_CHALLENGE_
Omit every image, and transcribe the remaining entries exactly as given.
────────────────
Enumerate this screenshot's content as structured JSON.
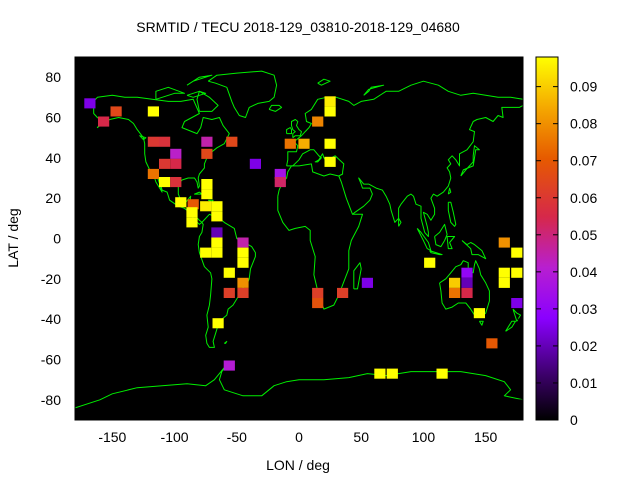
{
  "chart_data": {
    "type": "heatmap",
    "title": "SRMTID / TECU 2018-129_03810-2018-129_04680",
    "xlabel": "LON / deg",
    "ylabel": "LAT / deg",
    "xlim": [
      -180,
      180
    ],
    "ylim": [
      -90,
      90
    ],
    "xticks": [
      -150,
      -100,
      -50,
      0,
      50,
      100,
      150
    ],
    "yticks": [
      -80,
      -60,
      -40,
      -20,
      0,
      20,
      40,
      60,
      80
    ],
    "colorbar": {
      "min": 0,
      "max": 0.098,
      "ticks": [
        0,
        0.01,
        0.02,
        0.03,
        0.04,
        0.05,
        0.06,
        0.07,
        0.08,
        0.09
      ]
    },
    "cell_size_deg": {
      "lon": 9,
      "lat": 5
    },
    "cells": [
      {
        "lon": -168,
        "lat": 67,
        "value": 0.025
      },
      {
        "lon": -147,
        "lat": 63,
        "value": 0.065
      },
      {
        "lon": -157,
        "lat": 58,
        "value": 0.055
      },
      {
        "lon": -117,
        "lat": 63,
        "value": 0.098
      },
      {
        "lon": -117,
        "lat": 48,
        "value": 0.06
      },
      {
        "lon": -108,
        "lat": 48,
        "value": 0.058
      },
      {
        "lon": -99,
        "lat": 42,
        "value": 0.042
      },
      {
        "lon": -99,
        "lat": 37,
        "value": 0.055
      },
      {
        "lon": -108,
        "lat": 37,
        "value": 0.06
      },
      {
        "lon": -117,
        "lat": 32,
        "value": 0.075
      },
      {
        "lon": -108,
        "lat": 28,
        "value": 0.098
      },
      {
        "lon": -99,
        "lat": 28,
        "value": 0.058
      },
      {
        "lon": -74,
        "lat": 48,
        "value": 0.045
      },
      {
        "lon": -74,
        "lat": 42,
        "value": 0.065
      },
      {
        "lon": -54,
        "lat": 48,
        "value": 0.065
      },
      {
        "lon": -74,
        "lat": 27,
        "value": 0.098
      },
      {
        "lon": -74,
        "lat": 22,
        "value": 0.098
      },
      {
        "lon": -95,
        "lat": 18,
        "value": 0.098
      },
      {
        "lon": -85,
        "lat": 17,
        "value": 0.07
      },
      {
        "lon": -75,
        "lat": 16,
        "value": 0.095
      },
      {
        "lon": -86,
        "lat": 13,
        "value": 0.098
      },
      {
        "lon": -86,
        "lat": 8,
        "value": 0.098
      },
      {
        "lon": -66,
        "lat": 16,
        "value": 0.098
      },
      {
        "lon": -66,
        "lat": 11,
        "value": 0.098
      },
      {
        "lon": -66,
        "lat": 3,
        "value": 0.02
      },
      {
        "lon": -66,
        "lat": -2,
        "value": 0.098
      },
      {
        "lon": -66,
        "lat": -7,
        "value": 0.098
      },
      {
        "lon": -75,
        "lat": -7,
        "value": 0.098
      },
      {
        "lon": -45,
        "lat": -2,
        "value": 0.045
      },
      {
        "lon": -45,
        "lat": -7,
        "value": 0.098
      },
      {
        "lon": -45,
        "lat": -12,
        "value": 0.098
      },
      {
        "lon": -56,
        "lat": -17,
        "value": 0.098
      },
      {
        "lon": -45,
        "lat": -22,
        "value": 0.08
      },
      {
        "lon": -56,
        "lat": -27,
        "value": 0.062
      },
      {
        "lon": -45,
        "lat": -27,
        "value": 0.062
      },
      {
        "lon": -65,
        "lat": -42,
        "value": 0.098
      },
      {
        "lon": -56,
        "lat": -63,
        "value": 0.04
      },
      {
        "lon": -35,
        "lat": 37,
        "value": 0.025
      },
      {
        "lon": -15,
        "lat": 32,
        "value": 0.035
      },
      {
        "lon": -15,
        "lat": 28,
        "value": 0.052
      },
      {
        "lon": -7,
        "lat": 47,
        "value": 0.075
      },
      {
        "lon": 4,
        "lat": 47,
        "value": 0.085
      },
      {
        "lon": 15,
        "lat": 58,
        "value": 0.078
      },
      {
        "lon": 25,
        "lat": 68,
        "value": 0.095
      },
      {
        "lon": 25,
        "lat": 63,
        "value": 0.098
      },
      {
        "lon": 25,
        "lat": 47,
        "value": 0.098
      },
      {
        "lon": 25,
        "lat": 38,
        "value": 0.098
      },
      {
        "lon": 15,
        "lat": -27,
        "value": 0.062
      },
      {
        "lon": 15,
        "lat": -32,
        "value": 0.068
      },
      {
        "lon": 35,
        "lat": -27,
        "value": 0.062
      },
      {
        "lon": 55,
        "lat": -22,
        "value": 0.025
      },
      {
        "lon": 65,
        "lat": -67,
        "value": 0.098
      },
      {
        "lon": 75,
        "lat": -67,
        "value": 0.098
      },
      {
        "lon": 115,
        "lat": -67,
        "value": 0.098
      },
      {
        "lon": 105,
        "lat": -12,
        "value": 0.098
      },
      {
        "lon": 125,
        "lat": -22,
        "value": 0.09
      },
      {
        "lon": 125,
        "lat": -27,
        "value": 0.075
      },
      {
        "lon": 135,
        "lat": -17,
        "value": 0.03
      },
      {
        "lon": 135,
        "lat": -22,
        "value": 0.02
      },
      {
        "lon": 135,
        "lat": -27,
        "value": 0.055
      },
      {
        "lon": 145,
        "lat": -37,
        "value": 0.098
      },
      {
        "lon": 155,
        "lat": -52,
        "value": 0.07
      },
      {
        "lon": 165,
        "lat": -2,
        "value": 0.08
      },
      {
        "lon": 165,
        "lat": -17,
        "value": 0.098
      },
      {
        "lon": 165,
        "lat": -22,
        "value": 0.098
      },
      {
        "lon": 175,
        "lat": -7,
        "value": 0.098
      },
      {
        "lon": 175,
        "lat": -17,
        "value": 0.098
      },
      {
        "lon": 175,
        "lat": -32,
        "value": 0.025
      }
    ]
  }
}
────────────────
_TASK OUTPUT_
Enumerate this screenshot's content as structured JSON.
{
  "chart_data": {
    "type": "heatmap",
    "title": "SRMTID / TECU 2018-129_03810-2018-129_04680",
    "xlabel": "LON / deg",
    "ylabel": "LAT / deg",
    "xlim": [
      -180,
      180
    ],
    "ylim": [
      -90,
      90
    ],
    "xticks": [
      -150,
      -100,
      -50,
      0,
      50,
      100,
      150
    ],
    "yticks": [
      -80,
      -60,
      -40,
      -20,
      0,
      20,
      40,
      60,
      80
    ],
    "colorbar": {
      "min": 0,
      "max": 0.098,
      "ticks": [
        0,
        0.01,
        0.02,
        0.03,
        0.04,
        0.05,
        0.06,
        0.07,
        0.08,
        0.09
      ]
    },
    "cell_size_deg": {
      "lon": 9,
      "lat": 5
    },
    "cells": [
      {
        "lon": -168,
        "lat": 67,
        "value": 0.025
      },
      {
        "lon": -147,
        "lat": 63,
        "value": 0.065
      },
      {
        "lon": -157,
        "lat": 58,
        "value": 0.055
      },
      {
        "lon": -117,
        "lat": 63,
        "value": 0.098
      },
      {
        "lon": -117,
        "lat": 48,
        "value": 0.06
      },
      {
        "lon": -108,
        "lat": 48,
        "value": 0.058
      },
      {
        "lon": -99,
        "lat": 42,
        "value": 0.042
      },
      {
        "lon": -99,
        "lat": 37,
        "value": 0.055
      },
      {
        "lon": -108,
        "lat": 37,
        "value": 0.06
      },
      {
        "lon": -117,
        "lat": 32,
        "value": 0.075
      },
      {
        "lon": -108,
        "lat": 28,
        "value": 0.098
      },
      {
        "lon": -99,
        "lat": 28,
        "value": 0.058
      },
      {
        "lon": -74,
        "lat": 48,
        "value": 0.045
      },
      {
        "lon": -74,
        "lat": 42,
        "value": 0.065
      },
      {
        "lon": -54,
        "lat": 48,
        "value": 0.065
      },
      {
        "lon": -74,
        "lat": 27,
        "value": 0.098
      },
      {
        "lon": -74,
        "lat": 22,
        "value": 0.098
      },
      {
        "lon": -95,
        "lat": 18,
        "value": 0.098
      },
      {
        "lon": -85,
        "lat": 17,
        "value": 0.07
      },
      {
        "lon": -75,
        "lat": 16,
        "value": 0.095
      },
      {
        "lon": -86,
        "lat": 13,
        "value": 0.098
      },
      {
        "lon": -86,
        "lat": 8,
        "value": 0.098
      },
      {
        "lon": -66,
        "lat": 16,
        "value": 0.098
      },
      {
        "lon": -66,
        "lat": 11,
        "value": 0.098
      },
      {
        "lon": -66,
        "lat": 3,
        "value": 0.02
      },
      {
        "lon": -66,
        "lat": -2,
        "value": 0.098
      },
      {
        "lon": -66,
        "lat": -7,
        "value": 0.098
      },
      {
        "lon": -75,
        "lat": -7,
        "value": 0.098
      },
      {
        "lon": -45,
        "lat": -2,
        "value": 0.045
      },
      {
        "lon": -45,
        "lat": -7,
        "value": 0.098
      },
      {
        "lon": -45,
        "lat": -12,
        "value": 0.098
      },
      {
        "lon": -56,
        "lat": -17,
        "value": 0.098
      },
      {
        "lon": -45,
        "lat": -22,
        "value": 0.08
      },
      {
        "lon": -56,
        "lat": -27,
        "value": 0.062
      },
      {
        "lon": -45,
        "lat": -27,
        "value": 0.062
      },
      {
        "lon": -65,
        "lat": -42,
        "value": 0.098
      },
      {
        "lon": -56,
        "lat": -63,
        "value": 0.04
      },
      {
        "lon": -35,
        "lat": 37,
        "value": 0.025
      },
      {
        "lon": -15,
        "lat": 32,
        "value": 0.035
      },
      {
        "lon": -15,
        "lat": 28,
        "value": 0.052
      },
      {
        "lon": -7,
        "lat": 47,
        "value": 0.075
      },
      {
        "lon": 4,
        "lat": 47,
        "value": 0.085
      },
      {
        "lon": 15,
        "lat": 58,
        "value": 0.078
      },
      {
        "lon": 25,
        "lat": 68,
        "value": 0.095
      },
      {
        "lon": 25,
        "lat": 63,
        "value": 0.098
      },
      {
        "lon": 25,
        "lat": 47,
        "value": 0.098
      },
      {
        "lon": 25,
        "lat": 38,
        "value": 0.098
      },
      {
        "lon": 15,
        "lat": -27,
        "value": 0.062
      },
      {
        "lon": 15,
        "lat": -32,
        "value": 0.068
      },
      {
        "lon": 35,
        "lat": -27,
        "value": 0.062
      },
      {
        "lon": 55,
        "lat": -22,
        "value": 0.025
      },
      {
        "lon": 65,
        "lat": -67,
        "value": 0.098
      },
      {
        "lon": 75,
        "lat": -67,
        "value": 0.098
      },
      {
        "lon": 115,
        "lat": -67,
        "value": 0.098
      },
      {
        "lon": 105,
        "lat": -12,
        "value": 0.098
      },
      {
        "lon": 125,
        "lat": -22,
        "value": 0.09
      },
      {
        "lon": 125,
        "lat": -27,
        "value": 0.075
      },
      {
        "lon": 135,
        "lat": -17,
        "value": 0.03
      },
      {
        "lon": 135,
        "lat": -22,
        "value": 0.02
      },
      {
        "lon": 135,
        "lat": -27,
        "value": 0.055
      },
      {
        "lon": 145,
        "lat": -37,
        "value": 0.098
      },
      {
        "lon": 155,
        "lat": -52,
        "value": 0.07
      },
      {
        "lon": 165,
        "lat": -2,
        "value": 0.08
      },
      {
        "lon": 165,
        "lat": -17,
        "value": 0.098
      },
      {
        "lon": 165,
        "lat": -22,
        "value": 0.098
      },
      {
        "lon": 175,
        "lat": -7,
        "value": 0.098
      },
      {
        "lon": 175,
        "lat": -17,
        "value": 0.098
      },
      {
        "lon": 175,
        "lat": -32,
        "value": 0.025
      }
    ]
  }
}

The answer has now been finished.